Output all the entries word for word. Omit the pictures.
* START RECORD SET *
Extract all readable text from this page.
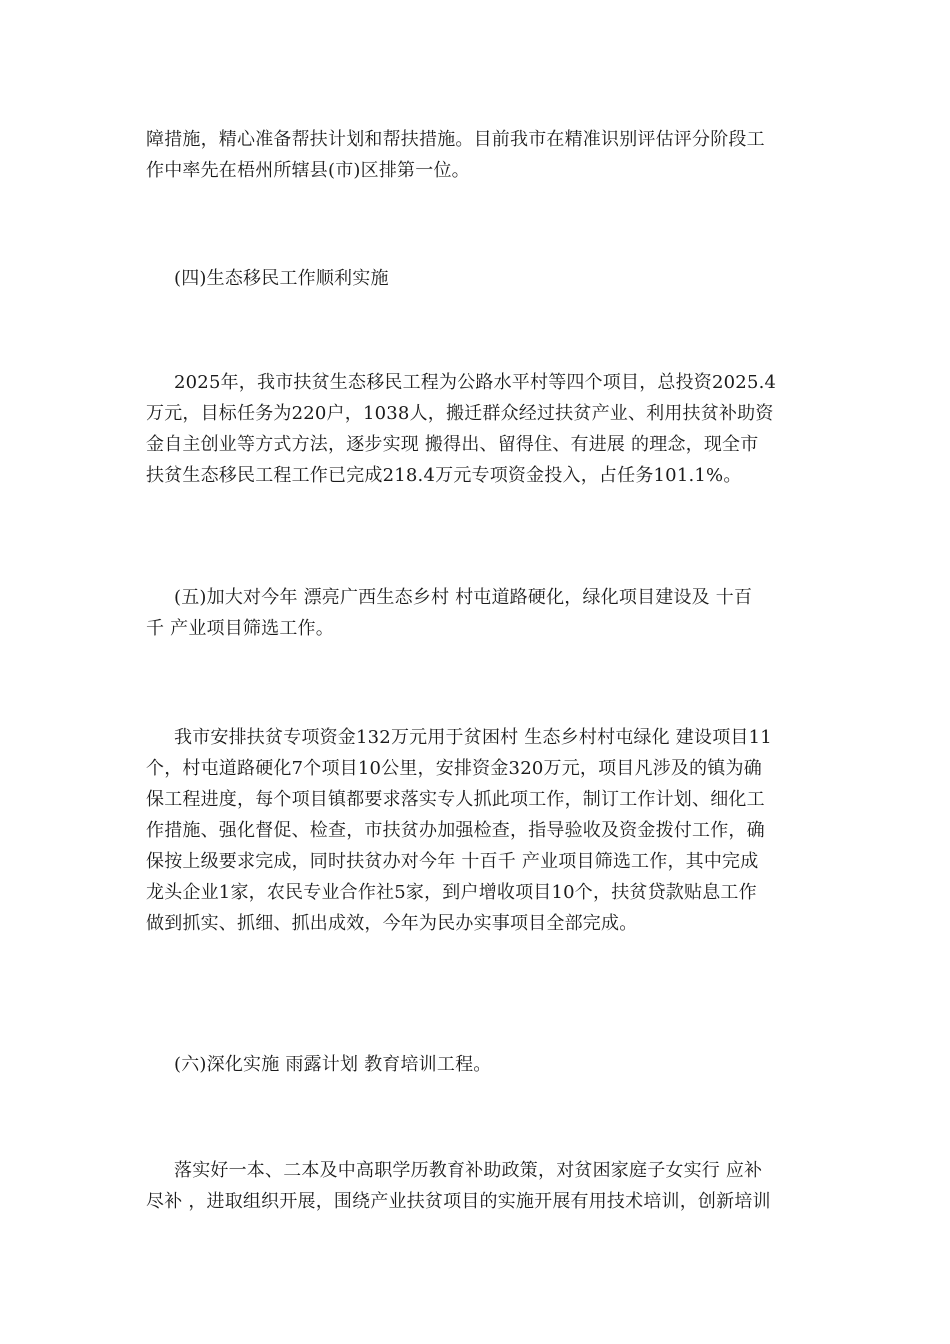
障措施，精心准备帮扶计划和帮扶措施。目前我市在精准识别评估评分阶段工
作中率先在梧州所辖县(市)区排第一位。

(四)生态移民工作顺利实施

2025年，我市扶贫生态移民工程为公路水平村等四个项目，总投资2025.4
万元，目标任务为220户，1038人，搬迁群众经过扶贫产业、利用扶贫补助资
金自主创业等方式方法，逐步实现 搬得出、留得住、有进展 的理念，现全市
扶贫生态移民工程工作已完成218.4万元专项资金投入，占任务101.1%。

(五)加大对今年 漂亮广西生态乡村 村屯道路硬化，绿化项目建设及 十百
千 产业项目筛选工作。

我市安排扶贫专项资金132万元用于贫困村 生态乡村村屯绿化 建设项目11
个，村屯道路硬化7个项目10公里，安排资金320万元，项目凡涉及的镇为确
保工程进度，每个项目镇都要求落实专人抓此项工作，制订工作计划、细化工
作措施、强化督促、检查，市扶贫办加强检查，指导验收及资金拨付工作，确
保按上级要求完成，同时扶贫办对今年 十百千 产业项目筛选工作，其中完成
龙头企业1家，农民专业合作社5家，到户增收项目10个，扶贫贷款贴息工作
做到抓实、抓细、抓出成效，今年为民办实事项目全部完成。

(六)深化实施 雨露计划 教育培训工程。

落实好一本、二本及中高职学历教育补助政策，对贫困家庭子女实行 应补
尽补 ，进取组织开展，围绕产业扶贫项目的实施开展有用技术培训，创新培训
* END RECORD SET *
- **TASK ANSWER**
Extract all readable text from this page.
障措施，精心准备帮扶计划和帮扶措施。目前我市在精准识别评估评分阶段工
作中率先在梧州所辖县(市)区排第一位。

(四)生态移民工作顺利实施

2025年，我市扶贫生态移民工程为公路水平村等四个项目，总投资2025.4
万元，目标任务为220户，1038人，搬迁群众经过扶贫产业、利用扶贫补助资
金自主创业等方式方法，逐步实现 搬得出、留得住、有进展 的理念，现全市
扶贫生态移民工程工作已完成218.4万元专项资金投入，占任务101.1%。

(五)加大对今年 漂亮广西生态乡村 村屯道路硬化，绿化项目建设及 十百
千 产业项目筛选工作。

我市安排扶贫专项资金132万元用于贫困村 生态乡村村屯绿化 建设项目11
个，村屯道路硬化7个项目10公里，安排资金320万元，项目凡涉及的镇为确
保工程进度，每个项目镇都要求落实专人抓此项工作，制订工作计划、细化工
作措施、强化督促、检查，市扶贫办加强检查，指导验收及资金拨付工作，确
保按上级要求完成，同时扶贫办对今年 十百千 产业项目筛选工作，其中完成
龙头企业1家，农民专业合作社5家，到户增收项目10个，扶贫贷款贴息工作
做到抓实、抓细、抓出成效，今年为民办实事项目全部完成。

(六)深化实施 雨露计划 教育培训工程。

落实好一本、二本及中高职学历教育补助政策，对贫困家庭子女实行 应补
尽补 ，进取组织开展，围绕产业扶贫项目的实施开展有用技术培训，创新培训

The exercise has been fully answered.